Written problem → Determine which lines contain the word "ошибок", then copy those lines.

The records →
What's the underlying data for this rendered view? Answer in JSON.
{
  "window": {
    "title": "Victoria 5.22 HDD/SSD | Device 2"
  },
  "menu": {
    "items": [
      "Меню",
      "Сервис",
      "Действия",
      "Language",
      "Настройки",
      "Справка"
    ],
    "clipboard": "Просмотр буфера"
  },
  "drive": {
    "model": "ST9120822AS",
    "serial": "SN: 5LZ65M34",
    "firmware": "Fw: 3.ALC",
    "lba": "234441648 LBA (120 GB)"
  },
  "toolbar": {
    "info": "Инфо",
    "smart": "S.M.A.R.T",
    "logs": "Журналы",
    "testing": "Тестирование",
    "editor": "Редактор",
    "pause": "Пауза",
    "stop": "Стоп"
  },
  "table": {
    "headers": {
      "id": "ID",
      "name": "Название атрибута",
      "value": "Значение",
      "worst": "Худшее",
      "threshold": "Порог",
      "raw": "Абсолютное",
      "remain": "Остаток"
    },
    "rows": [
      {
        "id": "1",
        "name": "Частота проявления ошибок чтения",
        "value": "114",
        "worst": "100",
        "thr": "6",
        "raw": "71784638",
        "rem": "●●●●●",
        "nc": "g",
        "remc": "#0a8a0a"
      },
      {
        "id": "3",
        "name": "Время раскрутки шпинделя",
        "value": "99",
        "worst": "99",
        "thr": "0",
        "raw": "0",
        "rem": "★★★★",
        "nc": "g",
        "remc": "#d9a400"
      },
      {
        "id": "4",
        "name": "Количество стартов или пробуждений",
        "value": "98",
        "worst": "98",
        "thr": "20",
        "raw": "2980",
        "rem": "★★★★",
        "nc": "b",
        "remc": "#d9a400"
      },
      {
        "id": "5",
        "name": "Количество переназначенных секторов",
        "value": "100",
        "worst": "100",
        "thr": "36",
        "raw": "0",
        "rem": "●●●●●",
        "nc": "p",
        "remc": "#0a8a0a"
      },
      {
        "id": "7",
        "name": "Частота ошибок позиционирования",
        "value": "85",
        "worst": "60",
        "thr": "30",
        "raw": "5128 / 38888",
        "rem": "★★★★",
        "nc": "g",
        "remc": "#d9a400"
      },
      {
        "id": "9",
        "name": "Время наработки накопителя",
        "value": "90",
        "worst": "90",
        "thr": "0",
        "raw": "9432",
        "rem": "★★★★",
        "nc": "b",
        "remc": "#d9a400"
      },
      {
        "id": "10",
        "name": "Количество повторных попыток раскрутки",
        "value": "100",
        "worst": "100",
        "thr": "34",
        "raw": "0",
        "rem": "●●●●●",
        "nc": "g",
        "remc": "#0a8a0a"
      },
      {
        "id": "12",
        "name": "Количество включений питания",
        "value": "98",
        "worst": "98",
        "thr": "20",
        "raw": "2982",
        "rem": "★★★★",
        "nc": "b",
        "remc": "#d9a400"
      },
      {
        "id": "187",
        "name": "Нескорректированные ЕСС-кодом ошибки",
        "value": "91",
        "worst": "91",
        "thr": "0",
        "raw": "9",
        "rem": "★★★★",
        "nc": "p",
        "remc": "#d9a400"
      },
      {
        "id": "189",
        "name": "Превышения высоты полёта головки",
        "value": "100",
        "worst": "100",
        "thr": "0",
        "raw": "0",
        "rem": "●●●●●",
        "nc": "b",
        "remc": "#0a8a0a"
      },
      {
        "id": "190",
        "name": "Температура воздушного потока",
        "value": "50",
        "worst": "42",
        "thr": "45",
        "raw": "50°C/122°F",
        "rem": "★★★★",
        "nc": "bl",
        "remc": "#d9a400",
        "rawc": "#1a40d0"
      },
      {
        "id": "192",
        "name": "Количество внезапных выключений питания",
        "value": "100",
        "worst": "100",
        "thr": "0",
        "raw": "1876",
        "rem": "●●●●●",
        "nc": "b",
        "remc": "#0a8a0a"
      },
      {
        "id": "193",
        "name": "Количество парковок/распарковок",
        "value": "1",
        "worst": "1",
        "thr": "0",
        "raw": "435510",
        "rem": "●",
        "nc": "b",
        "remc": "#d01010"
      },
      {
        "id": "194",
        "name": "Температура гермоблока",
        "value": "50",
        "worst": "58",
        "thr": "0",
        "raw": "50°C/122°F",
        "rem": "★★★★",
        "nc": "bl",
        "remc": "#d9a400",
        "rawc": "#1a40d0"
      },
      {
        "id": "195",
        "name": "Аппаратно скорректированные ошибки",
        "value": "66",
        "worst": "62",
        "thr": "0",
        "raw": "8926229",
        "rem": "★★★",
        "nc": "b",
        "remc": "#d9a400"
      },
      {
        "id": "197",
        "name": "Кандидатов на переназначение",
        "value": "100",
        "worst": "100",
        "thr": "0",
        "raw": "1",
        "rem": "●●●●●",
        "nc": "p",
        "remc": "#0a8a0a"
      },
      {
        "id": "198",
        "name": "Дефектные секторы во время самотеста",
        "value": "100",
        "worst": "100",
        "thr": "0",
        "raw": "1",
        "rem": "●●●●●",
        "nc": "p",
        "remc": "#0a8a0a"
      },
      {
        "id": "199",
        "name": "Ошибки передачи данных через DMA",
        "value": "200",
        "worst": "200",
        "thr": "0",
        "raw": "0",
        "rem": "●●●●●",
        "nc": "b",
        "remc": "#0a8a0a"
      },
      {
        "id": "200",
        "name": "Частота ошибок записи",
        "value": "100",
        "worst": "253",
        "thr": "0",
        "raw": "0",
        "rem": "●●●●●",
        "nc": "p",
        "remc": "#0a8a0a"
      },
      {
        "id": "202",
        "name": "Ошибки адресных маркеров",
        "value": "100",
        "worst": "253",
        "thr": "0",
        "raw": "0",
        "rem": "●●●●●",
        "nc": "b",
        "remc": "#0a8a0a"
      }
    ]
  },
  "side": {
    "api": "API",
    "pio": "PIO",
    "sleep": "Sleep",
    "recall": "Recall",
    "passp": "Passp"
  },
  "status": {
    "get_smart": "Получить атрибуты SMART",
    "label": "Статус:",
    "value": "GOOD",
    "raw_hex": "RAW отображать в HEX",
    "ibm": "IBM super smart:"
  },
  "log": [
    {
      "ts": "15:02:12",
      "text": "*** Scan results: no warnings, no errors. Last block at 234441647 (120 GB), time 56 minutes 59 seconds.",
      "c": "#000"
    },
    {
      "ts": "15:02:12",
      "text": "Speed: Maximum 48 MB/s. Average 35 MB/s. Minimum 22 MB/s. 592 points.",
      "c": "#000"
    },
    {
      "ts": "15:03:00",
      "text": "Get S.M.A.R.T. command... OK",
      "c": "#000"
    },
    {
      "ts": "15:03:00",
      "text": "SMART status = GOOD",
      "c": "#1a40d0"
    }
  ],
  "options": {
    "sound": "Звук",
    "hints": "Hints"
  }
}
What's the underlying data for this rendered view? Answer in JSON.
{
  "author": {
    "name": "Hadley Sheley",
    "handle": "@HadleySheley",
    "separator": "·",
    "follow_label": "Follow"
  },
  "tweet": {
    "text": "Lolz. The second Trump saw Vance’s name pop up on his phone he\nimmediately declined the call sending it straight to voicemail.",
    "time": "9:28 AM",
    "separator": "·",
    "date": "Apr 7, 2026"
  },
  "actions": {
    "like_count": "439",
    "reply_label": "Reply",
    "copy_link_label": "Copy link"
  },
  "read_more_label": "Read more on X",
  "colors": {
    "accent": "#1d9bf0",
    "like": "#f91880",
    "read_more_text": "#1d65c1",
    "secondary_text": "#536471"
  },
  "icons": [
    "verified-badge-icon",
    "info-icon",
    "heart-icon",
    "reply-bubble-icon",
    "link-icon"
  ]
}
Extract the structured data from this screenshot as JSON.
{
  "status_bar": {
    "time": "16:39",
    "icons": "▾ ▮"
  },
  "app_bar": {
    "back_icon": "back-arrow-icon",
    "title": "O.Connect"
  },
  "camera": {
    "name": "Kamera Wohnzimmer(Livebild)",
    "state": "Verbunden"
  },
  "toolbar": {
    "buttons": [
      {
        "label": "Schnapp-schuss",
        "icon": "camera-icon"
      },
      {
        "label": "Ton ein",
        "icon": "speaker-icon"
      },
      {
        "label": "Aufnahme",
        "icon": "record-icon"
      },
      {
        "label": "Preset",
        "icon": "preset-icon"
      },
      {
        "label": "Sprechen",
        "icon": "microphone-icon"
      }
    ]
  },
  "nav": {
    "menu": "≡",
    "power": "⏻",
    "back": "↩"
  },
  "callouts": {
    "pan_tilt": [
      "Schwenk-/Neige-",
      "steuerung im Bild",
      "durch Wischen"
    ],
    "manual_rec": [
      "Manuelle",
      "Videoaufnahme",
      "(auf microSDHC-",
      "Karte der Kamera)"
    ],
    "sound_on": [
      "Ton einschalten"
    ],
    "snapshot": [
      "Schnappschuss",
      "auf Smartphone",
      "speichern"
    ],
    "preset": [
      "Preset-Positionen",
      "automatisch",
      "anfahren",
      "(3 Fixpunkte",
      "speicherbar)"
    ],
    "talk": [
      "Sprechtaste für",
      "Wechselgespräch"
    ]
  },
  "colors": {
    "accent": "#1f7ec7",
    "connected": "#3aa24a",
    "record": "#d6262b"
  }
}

Written solution →
        "name": "Частота проявления ошибок чтения",
        "name": "Частота ошибок позиционирования",
        "name": "Частота ошибок записи",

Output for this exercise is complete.